[Entries provided]:
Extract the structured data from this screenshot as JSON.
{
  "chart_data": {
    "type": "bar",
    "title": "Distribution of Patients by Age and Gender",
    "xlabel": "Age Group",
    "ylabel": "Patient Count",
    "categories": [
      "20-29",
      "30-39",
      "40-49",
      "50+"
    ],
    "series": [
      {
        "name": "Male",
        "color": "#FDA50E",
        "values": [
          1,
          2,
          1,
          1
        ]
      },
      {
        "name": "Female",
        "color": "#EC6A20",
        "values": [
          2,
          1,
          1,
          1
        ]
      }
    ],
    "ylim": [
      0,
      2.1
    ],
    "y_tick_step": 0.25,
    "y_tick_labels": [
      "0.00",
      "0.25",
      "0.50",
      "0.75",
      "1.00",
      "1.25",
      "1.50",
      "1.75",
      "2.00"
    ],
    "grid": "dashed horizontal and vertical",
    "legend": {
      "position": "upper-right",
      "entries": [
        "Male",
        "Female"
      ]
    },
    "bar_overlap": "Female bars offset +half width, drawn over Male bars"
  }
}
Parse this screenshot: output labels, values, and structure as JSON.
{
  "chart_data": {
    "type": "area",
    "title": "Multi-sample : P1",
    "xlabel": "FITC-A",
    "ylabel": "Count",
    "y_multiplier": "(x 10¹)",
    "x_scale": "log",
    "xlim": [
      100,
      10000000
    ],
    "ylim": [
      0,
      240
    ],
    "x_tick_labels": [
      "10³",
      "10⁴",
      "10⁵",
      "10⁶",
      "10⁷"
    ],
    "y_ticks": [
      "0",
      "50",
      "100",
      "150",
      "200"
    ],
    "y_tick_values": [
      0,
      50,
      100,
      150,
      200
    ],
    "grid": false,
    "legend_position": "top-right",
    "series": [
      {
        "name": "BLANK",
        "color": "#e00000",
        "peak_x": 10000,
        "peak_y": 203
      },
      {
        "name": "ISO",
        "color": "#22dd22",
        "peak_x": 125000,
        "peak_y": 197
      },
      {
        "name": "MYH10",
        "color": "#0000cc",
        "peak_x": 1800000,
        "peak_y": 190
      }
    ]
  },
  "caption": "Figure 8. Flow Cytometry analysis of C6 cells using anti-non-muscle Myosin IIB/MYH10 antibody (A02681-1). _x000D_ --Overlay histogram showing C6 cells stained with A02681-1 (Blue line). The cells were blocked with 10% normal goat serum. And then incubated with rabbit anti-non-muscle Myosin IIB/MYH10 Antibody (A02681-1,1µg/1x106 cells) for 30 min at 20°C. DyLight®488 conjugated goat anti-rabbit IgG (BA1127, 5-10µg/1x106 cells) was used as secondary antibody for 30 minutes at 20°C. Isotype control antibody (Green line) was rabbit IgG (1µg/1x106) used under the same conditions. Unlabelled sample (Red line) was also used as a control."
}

[Problem to work on]:
Search the records for the string "color" and return every line in which it occurs.

[Output for this exercise]:
        "color": "#FDA50E",
        "color": "#EC6A20",
        "color": "#e00000",
        "color": "#22dd22",
        "color": "#0000cc",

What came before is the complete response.